Dataset records
┏━━

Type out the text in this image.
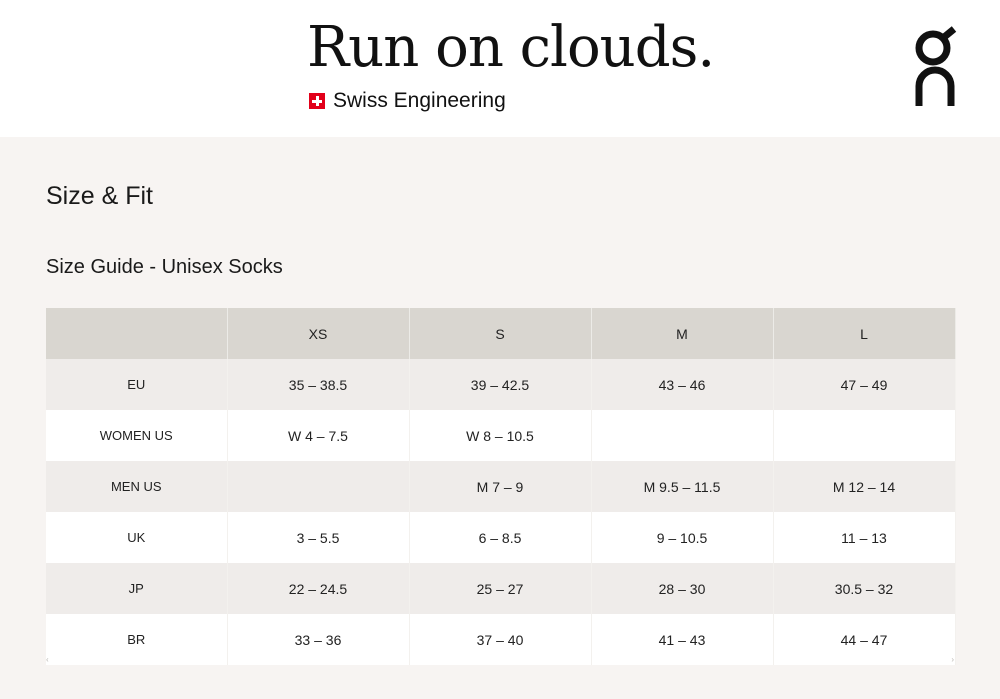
Run on clouds.
Swiss Engineering
Size & Fit
Size Guide - Unisex Socks
	XS	S	M	L
EU	35 – 38.5	39 – 42.5	43 – 46	47 – 49
WOMEN US	W 4 – 7.5	W 8 – 10.5		
MEN US		M 7 – 9	M 9.5 – 11.5	M 12 – 14
UK	3 – 5.5	6 – 8.5	9 – 10.5	11 – 13
JP	22 – 24.5	25 – 27	28 – 30	30.5 – 32
BR	33 – 36	37 – 40	41 – 43	44 – 47
‹	›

┗━━

DIRECTIONS FOR THIS TASK: Go through the listing above and write it out again exactly, dropping the pictures.

FULL ANSWER:
Type out the text in this image.
Run on clouds.
Swiss Engineering
Size & Fit
Size Guide - Unisex Socks
	XS	S	M	L
EU	35 – 38.5	39 – 42.5	43 – 46	47 – 49
WOMEN US	W 4 – 7.5	W 8 – 10.5		
MEN US		M 7 – 9	M 9.5 – 11.5	M 12 – 14
UK	3 – 5.5	6 – 8.5	9 – 10.5	11 – 13
JP	22 – 24.5	25 – 27	28 – 30	30.5 – 32
BR	33 – 36	37 – 40	41 – 43	44 – 47
‹	›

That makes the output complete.